[Data items]
# # # #

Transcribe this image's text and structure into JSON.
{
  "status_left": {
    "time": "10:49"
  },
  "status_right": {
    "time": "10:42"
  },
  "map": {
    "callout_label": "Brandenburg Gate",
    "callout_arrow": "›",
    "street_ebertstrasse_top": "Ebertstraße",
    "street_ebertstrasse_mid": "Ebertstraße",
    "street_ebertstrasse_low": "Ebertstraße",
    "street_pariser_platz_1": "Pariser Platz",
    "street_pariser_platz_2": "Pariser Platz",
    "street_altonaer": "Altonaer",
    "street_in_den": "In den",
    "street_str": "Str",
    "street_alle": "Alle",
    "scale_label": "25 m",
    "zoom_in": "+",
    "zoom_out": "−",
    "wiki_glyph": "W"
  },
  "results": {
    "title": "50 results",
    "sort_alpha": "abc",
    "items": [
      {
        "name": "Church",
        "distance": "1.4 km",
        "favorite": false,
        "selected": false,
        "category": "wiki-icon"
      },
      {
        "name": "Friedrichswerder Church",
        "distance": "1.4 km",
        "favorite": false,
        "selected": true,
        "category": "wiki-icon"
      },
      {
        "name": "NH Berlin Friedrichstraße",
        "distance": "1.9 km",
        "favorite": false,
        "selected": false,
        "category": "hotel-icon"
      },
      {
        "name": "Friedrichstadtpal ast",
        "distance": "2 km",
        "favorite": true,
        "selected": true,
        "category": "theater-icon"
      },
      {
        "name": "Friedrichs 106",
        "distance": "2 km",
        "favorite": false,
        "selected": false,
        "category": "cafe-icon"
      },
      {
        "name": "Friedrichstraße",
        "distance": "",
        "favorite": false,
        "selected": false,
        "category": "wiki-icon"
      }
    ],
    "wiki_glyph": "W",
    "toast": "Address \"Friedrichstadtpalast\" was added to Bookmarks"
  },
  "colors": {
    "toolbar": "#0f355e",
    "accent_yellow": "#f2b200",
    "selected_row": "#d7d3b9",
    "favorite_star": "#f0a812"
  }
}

# # # #

## TASK GOAL
Each line of the data that includes the word "Ebertstraße" counts once; report the total and nothing more.

## ANSWER
3